**Given request**
Show, in full, each line of the data that contains "this".

┄┄┄┄┄┄┄┄┄┄┄┄┄┄┄┄┄┄┄┄

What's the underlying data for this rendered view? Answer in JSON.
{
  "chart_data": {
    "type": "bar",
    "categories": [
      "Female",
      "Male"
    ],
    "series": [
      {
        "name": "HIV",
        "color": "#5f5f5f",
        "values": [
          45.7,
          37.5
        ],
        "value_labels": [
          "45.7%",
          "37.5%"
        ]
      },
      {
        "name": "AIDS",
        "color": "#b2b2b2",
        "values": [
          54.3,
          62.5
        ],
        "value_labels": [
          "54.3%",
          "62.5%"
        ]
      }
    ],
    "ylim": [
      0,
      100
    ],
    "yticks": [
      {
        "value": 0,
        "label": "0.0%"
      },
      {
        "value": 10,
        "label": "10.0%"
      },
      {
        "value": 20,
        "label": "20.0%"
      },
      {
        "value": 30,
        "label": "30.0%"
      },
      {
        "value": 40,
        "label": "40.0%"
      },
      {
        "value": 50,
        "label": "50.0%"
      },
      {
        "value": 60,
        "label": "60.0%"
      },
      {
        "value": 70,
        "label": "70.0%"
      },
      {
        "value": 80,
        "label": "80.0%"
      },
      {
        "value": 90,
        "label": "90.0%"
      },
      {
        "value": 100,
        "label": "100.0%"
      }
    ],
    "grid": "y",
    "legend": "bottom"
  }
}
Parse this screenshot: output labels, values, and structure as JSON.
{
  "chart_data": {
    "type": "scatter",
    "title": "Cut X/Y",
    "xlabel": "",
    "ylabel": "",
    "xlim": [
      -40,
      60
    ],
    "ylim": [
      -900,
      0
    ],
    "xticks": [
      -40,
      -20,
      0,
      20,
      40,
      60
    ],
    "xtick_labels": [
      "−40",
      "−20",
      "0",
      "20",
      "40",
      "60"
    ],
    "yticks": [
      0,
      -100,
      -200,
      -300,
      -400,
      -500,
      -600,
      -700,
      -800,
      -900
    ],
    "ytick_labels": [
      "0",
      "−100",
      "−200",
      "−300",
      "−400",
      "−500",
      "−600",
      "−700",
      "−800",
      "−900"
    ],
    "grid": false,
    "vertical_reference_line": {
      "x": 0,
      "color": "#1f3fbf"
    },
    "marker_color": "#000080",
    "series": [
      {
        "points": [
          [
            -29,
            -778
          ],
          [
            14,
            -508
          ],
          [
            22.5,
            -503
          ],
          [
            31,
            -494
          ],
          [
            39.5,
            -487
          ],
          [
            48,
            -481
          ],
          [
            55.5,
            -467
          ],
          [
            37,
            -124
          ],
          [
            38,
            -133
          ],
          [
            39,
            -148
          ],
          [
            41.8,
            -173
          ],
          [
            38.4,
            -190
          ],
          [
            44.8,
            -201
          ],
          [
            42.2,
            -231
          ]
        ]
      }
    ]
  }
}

┄┄┄┄┄┄┄┄┄┄┄┄┄┄┄┄┄┄┄┄

**Output of the exercise**
What's the underlying data for this rendered view? Answer in JSON.
Parse this screenshot: output labels, values, and structure as JSON.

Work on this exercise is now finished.